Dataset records
start

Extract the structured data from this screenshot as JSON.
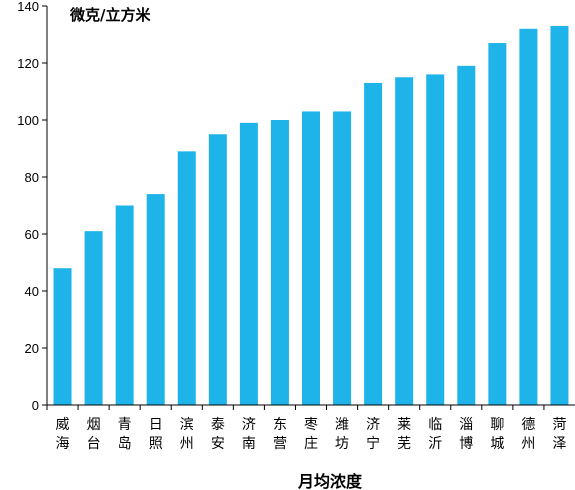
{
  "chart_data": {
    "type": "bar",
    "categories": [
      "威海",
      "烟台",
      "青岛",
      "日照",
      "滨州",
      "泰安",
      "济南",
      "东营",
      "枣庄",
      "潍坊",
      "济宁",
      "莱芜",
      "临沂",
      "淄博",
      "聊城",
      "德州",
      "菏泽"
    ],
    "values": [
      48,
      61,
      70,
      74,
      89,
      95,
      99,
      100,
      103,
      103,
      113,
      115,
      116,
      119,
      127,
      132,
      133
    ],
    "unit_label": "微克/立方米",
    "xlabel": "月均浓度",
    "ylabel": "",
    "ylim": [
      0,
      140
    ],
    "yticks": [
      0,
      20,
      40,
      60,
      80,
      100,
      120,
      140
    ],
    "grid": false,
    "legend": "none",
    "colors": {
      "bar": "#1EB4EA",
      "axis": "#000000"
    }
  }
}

end

• [Work to do]: Leave out the pictures and print each record exactly as it stands.

• [The output]:
Extract the structured data from this screenshot as JSON.
{
  "chart_data": {
    "type": "bar",
    "categories": [
      "威海",
      "烟台",
      "青岛",
      "日照",
      "滨州",
      "泰安",
      "济南",
      "东营",
      "枣庄",
      "潍坊",
      "济宁",
      "莱芜",
      "临沂",
      "淄博",
      "聊城",
      "德州",
      "菏泽"
    ],
    "values": [
      48,
      61,
      70,
      74,
      89,
      95,
      99,
      100,
      103,
      103,
      113,
      115,
      116,
      119,
      127,
      132,
      133
    ],
    "unit_label": "微克/立方米",
    "xlabel": "月均浓度",
    "ylabel": "",
    "ylim": [
      0,
      140
    ],
    "yticks": [
      0,
      20,
      40,
      60,
      80,
      100,
      120,
      140
    ],
    "grid": false,
    "legend": "none",
    "colors": {
      "bar": "#1EB4EA",
      "axis": "#000000"
    }
  }
}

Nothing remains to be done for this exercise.